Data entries

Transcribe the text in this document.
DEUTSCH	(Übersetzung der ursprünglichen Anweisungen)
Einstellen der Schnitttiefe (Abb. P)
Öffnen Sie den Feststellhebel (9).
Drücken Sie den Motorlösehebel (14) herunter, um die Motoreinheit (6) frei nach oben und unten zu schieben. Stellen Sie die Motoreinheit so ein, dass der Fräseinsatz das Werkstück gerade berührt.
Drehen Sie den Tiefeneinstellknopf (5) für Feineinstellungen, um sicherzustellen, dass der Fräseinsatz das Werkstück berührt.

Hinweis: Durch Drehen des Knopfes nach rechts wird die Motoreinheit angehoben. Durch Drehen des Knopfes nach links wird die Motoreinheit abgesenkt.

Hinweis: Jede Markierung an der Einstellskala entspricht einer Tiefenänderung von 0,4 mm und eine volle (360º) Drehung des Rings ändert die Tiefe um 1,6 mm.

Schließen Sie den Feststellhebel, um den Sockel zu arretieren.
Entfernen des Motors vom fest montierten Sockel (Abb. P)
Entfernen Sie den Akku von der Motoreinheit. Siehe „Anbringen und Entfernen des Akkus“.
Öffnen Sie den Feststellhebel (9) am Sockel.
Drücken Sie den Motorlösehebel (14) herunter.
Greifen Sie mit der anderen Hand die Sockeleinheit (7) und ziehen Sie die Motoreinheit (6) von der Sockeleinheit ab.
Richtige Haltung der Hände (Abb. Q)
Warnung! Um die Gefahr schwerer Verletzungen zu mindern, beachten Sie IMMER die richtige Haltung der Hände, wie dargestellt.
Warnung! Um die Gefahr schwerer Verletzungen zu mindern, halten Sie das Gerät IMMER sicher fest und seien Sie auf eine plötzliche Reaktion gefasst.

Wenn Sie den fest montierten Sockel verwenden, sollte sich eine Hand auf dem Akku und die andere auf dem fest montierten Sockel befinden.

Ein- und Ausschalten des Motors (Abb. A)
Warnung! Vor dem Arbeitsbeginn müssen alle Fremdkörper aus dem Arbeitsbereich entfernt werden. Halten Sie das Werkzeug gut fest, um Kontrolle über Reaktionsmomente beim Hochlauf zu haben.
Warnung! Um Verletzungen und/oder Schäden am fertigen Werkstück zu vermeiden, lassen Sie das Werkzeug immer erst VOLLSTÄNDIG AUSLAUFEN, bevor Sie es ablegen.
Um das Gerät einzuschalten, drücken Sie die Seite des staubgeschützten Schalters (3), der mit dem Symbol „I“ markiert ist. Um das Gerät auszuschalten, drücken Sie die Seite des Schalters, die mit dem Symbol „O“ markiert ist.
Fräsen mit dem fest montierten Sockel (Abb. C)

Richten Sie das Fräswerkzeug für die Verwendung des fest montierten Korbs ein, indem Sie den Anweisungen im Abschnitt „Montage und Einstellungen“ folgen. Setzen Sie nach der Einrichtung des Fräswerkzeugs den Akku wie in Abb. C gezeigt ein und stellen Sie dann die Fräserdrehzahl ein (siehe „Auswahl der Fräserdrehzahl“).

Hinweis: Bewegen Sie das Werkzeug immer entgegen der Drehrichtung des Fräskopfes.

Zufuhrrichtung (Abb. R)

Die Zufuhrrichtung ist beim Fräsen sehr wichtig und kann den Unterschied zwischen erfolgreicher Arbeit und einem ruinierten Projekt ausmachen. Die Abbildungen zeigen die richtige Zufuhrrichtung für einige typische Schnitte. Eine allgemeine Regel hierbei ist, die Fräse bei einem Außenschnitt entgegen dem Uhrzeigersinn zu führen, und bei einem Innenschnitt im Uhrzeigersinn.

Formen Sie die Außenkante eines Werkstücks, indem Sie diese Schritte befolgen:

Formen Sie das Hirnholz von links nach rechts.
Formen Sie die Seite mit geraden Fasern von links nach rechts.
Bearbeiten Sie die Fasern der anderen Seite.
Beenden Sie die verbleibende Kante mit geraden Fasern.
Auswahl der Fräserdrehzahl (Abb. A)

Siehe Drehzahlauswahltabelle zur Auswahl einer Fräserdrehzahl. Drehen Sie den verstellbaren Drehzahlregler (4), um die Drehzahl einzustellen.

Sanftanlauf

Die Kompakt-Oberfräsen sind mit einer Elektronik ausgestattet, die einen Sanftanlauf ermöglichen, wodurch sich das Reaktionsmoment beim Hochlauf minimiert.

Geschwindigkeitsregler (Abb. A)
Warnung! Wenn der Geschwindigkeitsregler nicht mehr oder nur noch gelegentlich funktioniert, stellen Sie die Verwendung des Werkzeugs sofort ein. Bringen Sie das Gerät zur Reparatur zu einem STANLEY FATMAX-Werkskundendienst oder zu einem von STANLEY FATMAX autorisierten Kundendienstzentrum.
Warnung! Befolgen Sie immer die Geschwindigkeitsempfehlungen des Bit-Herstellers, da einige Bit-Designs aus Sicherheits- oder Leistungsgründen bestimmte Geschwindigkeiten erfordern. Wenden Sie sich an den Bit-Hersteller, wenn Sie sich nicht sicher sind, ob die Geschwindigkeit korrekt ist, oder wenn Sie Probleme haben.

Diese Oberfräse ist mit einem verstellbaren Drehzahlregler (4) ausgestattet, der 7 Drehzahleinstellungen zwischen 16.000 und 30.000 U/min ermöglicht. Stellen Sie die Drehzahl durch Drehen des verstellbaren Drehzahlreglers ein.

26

### WRITTEN PROBLEM
Reproduce every entry shown above, precisely as it stands.

### TASK ANSWER
Transcribe the text in this document.
DEUTSCH	(Übersetzung der ursprünglichen Anweisungen)
Einstellen der Schnitttiefe (Abb. P)
Öffnen Sie den Feststellhebel (9).
Drücken Sie den Motorlösehebel (14) herunter, um die Motoreinheit (6) frei nach oben und unten zu schieben. Stellen Sie die Motoreinheit so ein, dass der Fräseinsatz das Werkstück gerade berührt.
Drehen Sie den Tiefeneinstellknopf (5) für Feineinstellungen, um sicherzustellen, dass der Fräseinsatz das Werkstück berührt.

Hinweis: Durch Drehen des Knopfes nach rechts wird die Motoreinheit angehoben. Durch Drehen des Knopfes nach links wird die Motoreinheit abgesenkt.

Hinweis: Jede Markierung an der Einstellskala entspricht einer Tiefenänderung von 0,4 mm und eine volle (360º) Drehung des Rings ändert die Tiefe um 1,6 mm.

Schließen Sie den Feststellhebel, um den Sockel zu arretieren.
Entfernen des Motors vom fest montierten Sockel (Abb. P)
Entfernen Sie den Akku von der Motoreinheit. Siehe „Anbringen und Entfernen des Akkus“.
Öffnen Sie den Feststellhebel (9) am Sockel.
Drücken Sie den Motorlösehebel (14) herunter.
Greifen Sie mit der anderen Hand die Sockeleinheit (7) und ziehen Sie die Motoreinheit (6) von der Sockeleinheit ab.
Richtige Haltung der Hände (Abb. Q)
Warnung! Um die Gefahr schwerer Verletzungen zu mindern, beachten Sie IMMER die richtige Haltung der Hände, wie dargestellt.
Warnung! Um die Gefahr schwerer Verletzungen zu mindern, halten Sie das Gerät IMMER sicher fest und seien Sie auf eine plötzliche Reaktion gefasst.

Wenn Sie den fest montierten Sockel verwenden, sollte sich eine Hand auf dem Akku und die andere auf dem fest montierten Sockel befinden.

Ein- und Ausschalten des Motors (Abb. A)
Warnung! Vor dem Arbeitsbeginn müssen alle Fremdkörper aus dem Arbeitsbereich entfernt werden. Halten Sie das Werkzeug gut fest, um Kontrolle über Reaktionsmomente beim Hochlauf zu haben.
Warnung! Um Verletzungen und/oder Schäden am fertigen Werkstück zu vermeiden, lassen Sie das Werkzeug immer erst VOLLSTÄNDIG AUSLAUFEN, bevor Sie es ablegen.
Um das Gerät einzuschalten, drücken Sie die Seite des staubgeschützten Schalters (3), der mit dem Symbol „I“ markiert ist. Um das Gerät auszuschalten, drücken Sie die Seite des Schalters, die mit dem Symbol „O“ markiert ist.
Fräsen mit dem fest montierten Sockel (Abb. C)

Richten Sie das Fräswerkzeug für die Verwendung des fest montierten Korbs ein, indem Sie den Anweisungen im Abschnitt „Montage und Einstellungen“ folgen. Setzen Sie nach der Einrichtung des Fräswerkzeugs den Akku wie in Abb. C gezeigt ein und stellen Sie dann die Fräserdrehzahl ein (siehe „Auswahl der Fräserdrehzahl“).

Hinweis: Bewegen Sie das Werkzeug immer entgegen der Drehrichtung des Fräskopfes.

Zufuhrrichtung (Abb. R)

Die Zufuhrrichtung ist beim Fräsen sehr wichtig und kann den Unterschied zwischen erfolgreicher Arbeit und einem ruinierten Projekt ausmachen. Die Abbildungen zeigen die richtige Zufuhrrichtung für einige typische Schnitte. Eine allgemeine Regel hierbei ist, die Fräse bei einem Außenschnitt entgegen dem Uhrzeigersinn zu führen, und bei einem Innenschnitt im Uhrzeigersinn.

Formen Sie die Außenkante eines Werkstücks, indem Sie diese Schritte befolgen:

Formen Sie das Hirnholz von links nach rechts.
Formen Sie die Seite mit geraden Fasern von links nach rechts.
Bearbeiten Sie die Fasern der anderen Seite.
Beenden Sie die verbleibende Kante mit geraden Fasern.
Auswahl der Fräserdrehzahl (Abb. A)

Siehe Drehzahlauswahltabelle zur Auswahl einer Fräserdrehzahl. Drehen Sie den verstellbaren Drehzahlregler (4), um die Drehzahl einzustellen.

Sanftanlauf

Die Kompakt-Oberfräsen sind mit einer Elektronik ausgestattet, die einen Sanftanlauf ermöglichen, wodurch sich das Reaktionsmoment beim Hochlauf minimiert.

Geschwindigkeitsregler (Abb. A)
Warnung! Wenn der Geschwindigkeitsregler nicht mehr oder nur noch gelegentlich funktioniert, stellen Sie die Verwendung des Werkzeugs sofort ein. Bringen Sie das Gerät zur Reparatur zu einem STANLEY FATMAX-Werkskundendienst oder zu einem von STANLEY FATMAX autorisierten Kundendienstzentrum.
Warnung! Befolgen Sie immer die Geschwindigkeitsempfehlungen des Bit-Herstellers, da einige Bit-Designs aus Sicherheits- oder Leistungsgründen bestimmte Geschwindigkeiten erfordern. Wenden Sie sich an den Bit-Hersteller, wenn Sie sich nicht sicher sind, ob die Geschwindigkeit korrekt ist, oder wenn Sie Probleme haben.

Diese Oberfräse ist mit einem verstellbaren Drehzahlregler (4) ausgestattet, der 7 Drehzahleinstellungen zwischen 16.000 und 30.000 U/min ermöglicht. Stellen Sie die Drehzahl durch Drehen des verstellbaren Drehzahlreglers ein.

26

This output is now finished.